### [Passage provided]
-- Opening Marker --
Agent skill

prompt-polisher

Use when receiving messy, unstructured input like voice transcriptions, stream-of-consciousness notes, or rough document content that needs to be transformed into a polished, optimized prompt. Cleans up filler words, extracts intent, asks clarifying questions, applies Claude 4.x/Opus 4.5/Sonnet 4.5 best practices, and previews the polished prompt for approval before execution. Trigger phrases include "polish this", "clean this up", "turn this into a prompt", or when input is clearly rough/unstructured.

Stars 190
Forks 12

Install this agent skill to your Project

npx add-skill https://github.com/cnfjlhj/ai-collab-playbook/tree/main/skills/full/prompt-polisher

SKILL.md

Prompt Polisher

Transform messy, unstructured input into polished, Claude-optimized prompts using Anthropic's best practices.

When to Activate

Activate this skill when:

  • User provides voice transcription content (contains filler words, self-corrections, casual speech)
  • User dumps stream-of-consciousness notes
  • User pastes rough document content that needs structuring
  • User explicitly asks to "polish", "clean up", or "turn this into a prompt"
  • Input is clearly unstructured and intended as task instructions

Workflow

Execute these stages in order:

Stage 1: Voice Cleanup

If the input appears to be voice transcription or casual speech, clean it up:

Remove:

  • Filler words: "um", "uh", "like", "you know", "basically", "actually", "literally", "right?"
  • Self-corrections: "no wait", "I mean", "actually scratch that", "let me rephrase"
  • False starts: repeated or abandoned sentence beginnings
  • Verbal tics: "okay so", "let me think", "hmm"

Normalize:

  • Convert spoken patterns to written form
  • Fix run-on sentences
  • Add proper punctuation

Stage 2: Intent Extraction

Parse the cleaned input to identify:

Element What to Find
Core task What does the user actually want done?
Referenced files Documents, project files, URLs mentioned
Constraints Limitations, requirements, boundaries
Preferences Style, format, approach preferences
Success criteria What does "done" look like?
Scope Single task vs. multi-step project

Stage 3: Gap Detection

Scan for missing or ambiguous elements:

  • Ambiguous requirements ("process them somehow")
  • Missing success criteria (no clear definition of "done")
  • Unclear scope (single task or multi-step?)
  • Format unspecified (code? prose? structured output?)
  • Model unknown (Opus 4.5 or Sonnet 4.5?)
  • Technical choices undefined (which library/approach/pattern?)

If gaps exist, ask ALL clarifying questions at once:

Before I polish this prompt, I need to clarify a few things:

1. [First gap-specific question]
2. [Second gap-specific question]
3. Which Claude model are you using? (Opus 4.5 / Sonnet 4.5 / Not sure)
-- Closing Marker --
### [Work order]
Write the next portion of the prompt-polisher skill page, starting right after its final line.

### [Stored records]
-- Opening Marker --
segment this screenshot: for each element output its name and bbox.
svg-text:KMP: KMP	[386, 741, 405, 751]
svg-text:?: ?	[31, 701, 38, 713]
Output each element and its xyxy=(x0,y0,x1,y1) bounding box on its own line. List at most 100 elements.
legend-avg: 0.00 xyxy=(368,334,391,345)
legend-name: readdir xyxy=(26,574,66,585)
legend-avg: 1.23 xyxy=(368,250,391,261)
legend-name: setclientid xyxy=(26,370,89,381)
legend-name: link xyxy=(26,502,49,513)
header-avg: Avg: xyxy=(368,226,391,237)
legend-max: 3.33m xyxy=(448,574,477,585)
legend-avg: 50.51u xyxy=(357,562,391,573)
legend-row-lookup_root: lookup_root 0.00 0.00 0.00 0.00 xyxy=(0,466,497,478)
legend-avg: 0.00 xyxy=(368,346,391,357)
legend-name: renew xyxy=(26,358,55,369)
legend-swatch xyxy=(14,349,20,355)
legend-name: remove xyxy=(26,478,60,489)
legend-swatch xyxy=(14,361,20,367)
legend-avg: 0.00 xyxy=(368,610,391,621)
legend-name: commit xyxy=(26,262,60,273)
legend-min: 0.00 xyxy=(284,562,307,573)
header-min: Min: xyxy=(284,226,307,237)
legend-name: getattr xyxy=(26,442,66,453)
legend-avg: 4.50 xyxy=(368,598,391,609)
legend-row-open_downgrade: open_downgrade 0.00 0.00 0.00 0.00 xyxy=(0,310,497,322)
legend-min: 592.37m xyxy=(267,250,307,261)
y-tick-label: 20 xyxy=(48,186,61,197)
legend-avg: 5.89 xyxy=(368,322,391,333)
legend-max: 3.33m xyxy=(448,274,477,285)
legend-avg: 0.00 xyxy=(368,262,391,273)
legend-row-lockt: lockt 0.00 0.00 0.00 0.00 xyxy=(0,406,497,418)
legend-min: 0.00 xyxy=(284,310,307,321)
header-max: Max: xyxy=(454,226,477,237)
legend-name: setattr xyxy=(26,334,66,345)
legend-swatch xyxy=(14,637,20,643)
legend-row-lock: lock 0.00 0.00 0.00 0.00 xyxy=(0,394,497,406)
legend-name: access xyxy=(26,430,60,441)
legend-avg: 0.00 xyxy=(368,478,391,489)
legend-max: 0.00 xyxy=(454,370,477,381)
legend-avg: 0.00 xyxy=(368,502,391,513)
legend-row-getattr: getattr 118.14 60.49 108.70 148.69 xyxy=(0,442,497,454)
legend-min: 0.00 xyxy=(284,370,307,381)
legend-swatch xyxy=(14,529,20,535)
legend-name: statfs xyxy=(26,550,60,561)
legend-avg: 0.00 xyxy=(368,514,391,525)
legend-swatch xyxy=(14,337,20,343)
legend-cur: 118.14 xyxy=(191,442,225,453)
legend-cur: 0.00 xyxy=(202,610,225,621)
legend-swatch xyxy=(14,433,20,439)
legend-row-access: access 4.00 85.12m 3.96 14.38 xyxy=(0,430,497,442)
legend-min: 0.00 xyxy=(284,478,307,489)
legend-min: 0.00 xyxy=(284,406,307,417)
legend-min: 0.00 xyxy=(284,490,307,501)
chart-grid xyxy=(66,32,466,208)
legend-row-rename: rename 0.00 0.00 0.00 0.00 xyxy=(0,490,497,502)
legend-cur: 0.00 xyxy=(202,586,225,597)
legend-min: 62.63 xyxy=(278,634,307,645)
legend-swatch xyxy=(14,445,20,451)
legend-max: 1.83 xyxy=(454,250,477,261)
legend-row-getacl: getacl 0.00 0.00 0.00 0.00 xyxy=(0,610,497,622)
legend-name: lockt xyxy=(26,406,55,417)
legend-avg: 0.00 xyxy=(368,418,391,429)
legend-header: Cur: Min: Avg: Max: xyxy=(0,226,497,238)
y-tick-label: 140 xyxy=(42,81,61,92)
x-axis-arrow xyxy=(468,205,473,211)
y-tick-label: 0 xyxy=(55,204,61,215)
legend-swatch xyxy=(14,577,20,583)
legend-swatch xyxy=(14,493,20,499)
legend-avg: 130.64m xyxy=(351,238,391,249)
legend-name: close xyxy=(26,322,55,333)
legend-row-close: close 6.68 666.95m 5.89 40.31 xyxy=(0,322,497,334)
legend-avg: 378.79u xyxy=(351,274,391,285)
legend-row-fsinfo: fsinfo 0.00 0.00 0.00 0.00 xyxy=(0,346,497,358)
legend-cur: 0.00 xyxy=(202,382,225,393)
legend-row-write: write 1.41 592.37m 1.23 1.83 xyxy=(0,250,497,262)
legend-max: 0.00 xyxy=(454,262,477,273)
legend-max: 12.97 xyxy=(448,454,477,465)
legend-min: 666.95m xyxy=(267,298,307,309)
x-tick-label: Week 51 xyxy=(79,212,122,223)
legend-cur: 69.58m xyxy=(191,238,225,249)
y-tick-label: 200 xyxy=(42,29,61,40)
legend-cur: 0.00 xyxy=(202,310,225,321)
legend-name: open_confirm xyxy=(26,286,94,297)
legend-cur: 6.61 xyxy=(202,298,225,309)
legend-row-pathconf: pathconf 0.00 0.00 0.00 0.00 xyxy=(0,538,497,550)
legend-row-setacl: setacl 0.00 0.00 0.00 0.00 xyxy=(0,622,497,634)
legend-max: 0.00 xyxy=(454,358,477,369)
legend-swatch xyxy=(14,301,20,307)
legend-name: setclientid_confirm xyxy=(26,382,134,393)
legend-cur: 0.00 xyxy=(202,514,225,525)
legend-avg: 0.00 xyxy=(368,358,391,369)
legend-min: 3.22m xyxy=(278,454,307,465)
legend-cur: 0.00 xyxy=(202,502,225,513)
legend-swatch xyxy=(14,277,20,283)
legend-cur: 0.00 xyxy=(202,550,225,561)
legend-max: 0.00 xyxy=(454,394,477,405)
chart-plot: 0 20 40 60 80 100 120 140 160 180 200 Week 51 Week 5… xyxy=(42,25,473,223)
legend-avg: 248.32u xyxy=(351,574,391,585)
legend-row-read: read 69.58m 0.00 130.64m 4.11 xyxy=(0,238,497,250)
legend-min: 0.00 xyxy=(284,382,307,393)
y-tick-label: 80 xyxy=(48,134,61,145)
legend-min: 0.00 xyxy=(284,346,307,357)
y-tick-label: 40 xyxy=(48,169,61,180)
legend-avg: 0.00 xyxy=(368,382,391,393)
-- Closing Marker --
### [Expected answer]
Wait for user response before proceeding.

Stage 4: Apply Best Practices

Reference reference.md for detailed guidelines. Apply these transformations:

Universal (Claude 4.x):

  • Make instructions explicit and direct (no hints)
  • Add contextual framing (explain WHY, not just WHAT)
  • Use positive framing ("use prose" not "don't use bullets")
  • Structure with XML tags for complex inputs
  • Use action-oriented language ("Change this" not "Can you suggest")
  • Include chain of thought prompts for complex reasoning
  • Define clear success criteria
  • Use normal tone (avoid aggressive CAPS/MUST/CRITICAL)

If Opus 4.5:

  • Add anti-over-engineering guardrail: "Keep solutions simple. Only make changes directly requested."
  • Avoid the word "think" → use "consider", "evaluate", "believe"
  • Leverage planning strength: "Build an editable plan before executing"
  • Keep prompts token-efficient (don't over-pad)
  • Provide policy/constraint context when relevant

If Sonnet 4.5:

  • Break complex tasks into explicit steps
  • Optimize for speed/throughput
  • Add more explicit step-by-step guidance for intricate tasks

Stage 5: Structure the Prompt

Generate the polished prompt using this template:

xml
<context>
[Background info, relevant project context, referenced files, WHY this task matters]
</context>

<task>
[Clear, explicit statement of what needs to be done - action-oriented]
</task>

<requirements>
[Specific constraints, boundaries, must-haves, technical choices]
</requirements>

<success_criteria>
[What "done" looks like, how to verify completion]
</success_criteria>

<approach>  <!-- Optional: include for complex tasks -->
[Suggested approach OR "Build an editable plan before executing"]
</approach>

Formatting rules:

  • Keep each section focused and concise
  • Use bullet points only when listing multiple items
  • Omit sections that aren't relevant to the task
  • For simple tasks, a streamlined version without XML tags is acceptable

Stage 6: Preview for Approval

Present the polished prompt to the user:

Here's your polished prompt:

---

[POLISHED PROMPT CONTENT]

---

**Options:**
- **Execute** - Run this prompt now
- **Edit** - I'll modify something first
- **Redo** - Start over with different clarifications

Wait for user approval before executing.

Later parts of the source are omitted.